Source extract:
Lucinda Elliot

‘Regency Hoax’ My New Article on the Popular Conception of the Regency Era Published by Public Books

400px-Leighton-Courtship

 

Here’s my new article on the highly static and frivolous popular view of the UK of the Regency era, as taken from the twentieth century writer of historical romance Georgette Heyer, and her successors.

This is a topic that has perturbed me for a while, and I brought my thoughts together as concisely as possible for this article.

It might seem odd – at a time when global politics are particularly fraught, to trouble myself about this issue of the depiction in light genre fiction of a particular historical era.

After all, only a section of readers read historical romances and Georgette Heyer in particular. Still, a surprising number of people are influenced by the light in which popular fiction depicts a particular age, and in the last decade or so, with the rise of internet publishing, Heyer’s popularity has had something of a revival, with talk of several of her Regency Romances being turned into a television series.

Why do I think this matters?

For the reason that I always think that a consensus bound, romanticised view of the past will give us a distorted view of the possibilities of shaping the future. For those with little knowledge of  the real history of an age, the ‘historical knowledge’ gleaned from such a depiction as Heyer’s  may well contribute to a similar apathetic approach towards present problems.

It isn’t that I think it is wrong to enjoy a bit of light escapism.  Still,  I certainly think it is wrong to confuse it with historical reality, and Heyer’s influence has been sufficiently strong for the whole of the Regency era to be dismissed as an era of frivolity and high jinks where the common people as a whole are strangely invisible.

Interestingly, the Victorian age isn’t seen in the same light, and it just so happens that the most famous writer on and of  the Victorian era, Charles Dickens, did not portray a light and frivolous portrait of the age. When we think of Dickens’ Victorian age, we tend to think of workhouses and the shocking differences between rich and poor.

I wish I could make that picture of the boatman and the woman as large and splendid as it is in the article on Public Books,  here . Sadly, it wouldn’t respond to my editing.

 

Georgette Heyer is one of the most beloved romance writers. She is also one of the most reactionary. Her impact on the genre of Regency romances is indisputable; Pamela Regis in A Natural History of the Romance Novel says that Heyer’s “influence is felt in every historical romance novel written since 1921.” That influence has pushed “Regencys”—that is, romance novels set in early 19th century England—toward a static vision of the past: one in which conservative hierarchies and gender roles are celebrated, and the inequities of Regency society are seen through a roseate lens.

Born into a middle-class family in England in 1902, Heyer wrote novels set in Jane Austen’s era, filled with details of upper class life, earls, and balls. Heyer’s evocation of an earlier time was deliberate; she bitterly resented the rise of democracy and the social safety net. “I am getting so tired of writing books for the benefit of the Treasury,” she complained typically, “and I can’t tell you how utterly I resent the squandering of my money on such fatuous things as Education and Making Life Easy and Luxurious for So-Called Workers.

Collected data:
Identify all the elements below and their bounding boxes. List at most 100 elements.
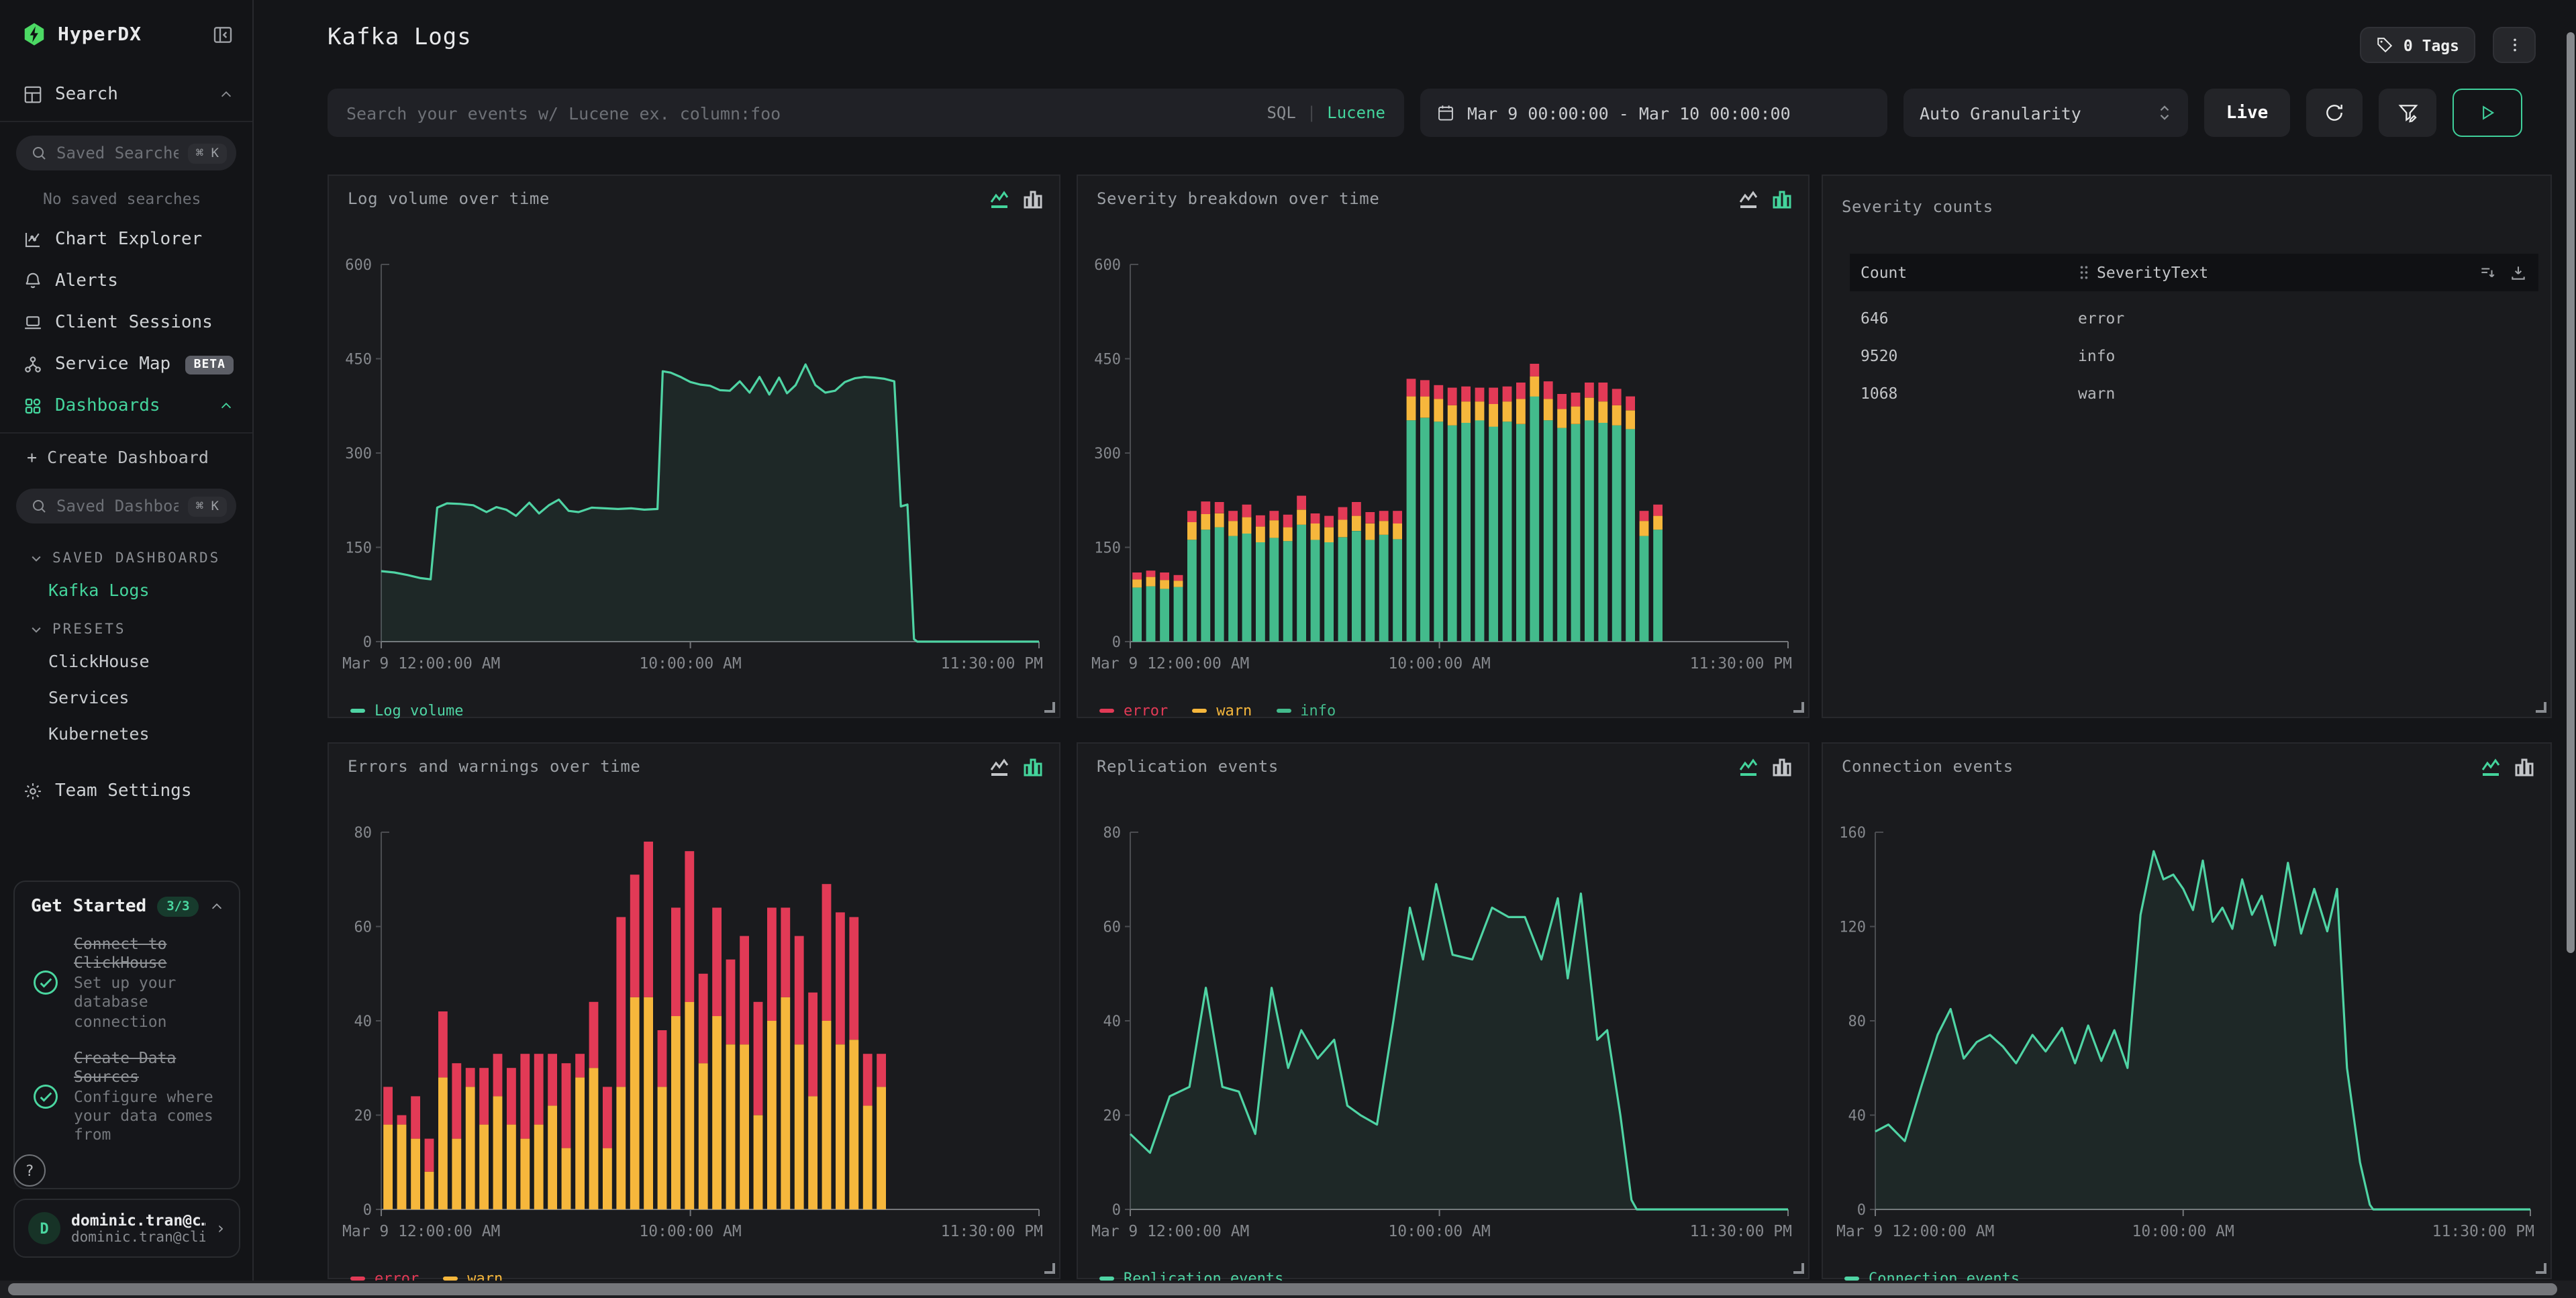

Job: Carry on the piece about Georgette Heyer and the popular picture of the Regency era, starting right after its final sentence. The lines have no role in this exercise.

Exercise answer:
Wishing to write serious historical novels, but obliged to keep writing her bestselling Regency romances to support the upper class life style to which she aspired, in her novels Heyer transforms the Regency era into an artificial Golden Age.

Heyer’s fans defend her works as “harmless escapism.” Yet is so pervasive and reactionary a version of a historical era harmless in its influence?

Heyer’s imaginary world may be amusing, even beguiling, but it little to do with the historical reality of that era of social turbulence and change—no more than has the world of Bertie Wooster and his friends in the Drones Club to that of the early 20th century. Hopefully, few people would confuse the world of Bertie Wooster with historical reality. However, because of her thorough research on the Regency’s current events, topography, literature and, especially, the lifestyle of the upper class, Heyer’s depiction of the Regency UK is frequently held up as a standard of accuracy to emulate.

The American Regency romance writer Maggie Mackeever, for example, admits that Heyer’s Regency world never existed, but urges novice writers to “Immerse yourself in Georgette Heyer … Lots of people have written about Regency England since, but no one has done it as well. Read until you have the era fixed clearly in your head. Then sit down and start to write your own story.”

Heyer’s Regency population consists of the aristocracy and gentry, their devoted retainers, some vulgar, socially aspiring merchants, a handful of comic rogues, and a backdrop of contented peasants. That is hardly representative of the United Kingdom in that era. Heyer’s readers are encouraged to imagine themselves to be one of the 1.5 percent of the population comprising the gentry; or even as a member of one of the families of the approximately 300 titled men out of a population of maybe 9,000,000.

Of course, historically aware readers distinguish between “Heyer’s Regency England” and historical reality. However, many others do appear to believe that they can learn about history through the Regency romances. This article is typical. The poster discusses Heyer’s description of the Battle of Waterloo in the least “fluffy” of her “Regencies,” An Infamous Army, oblivious to the fact that Heyer’s emphasis is almost entirely on the officer class.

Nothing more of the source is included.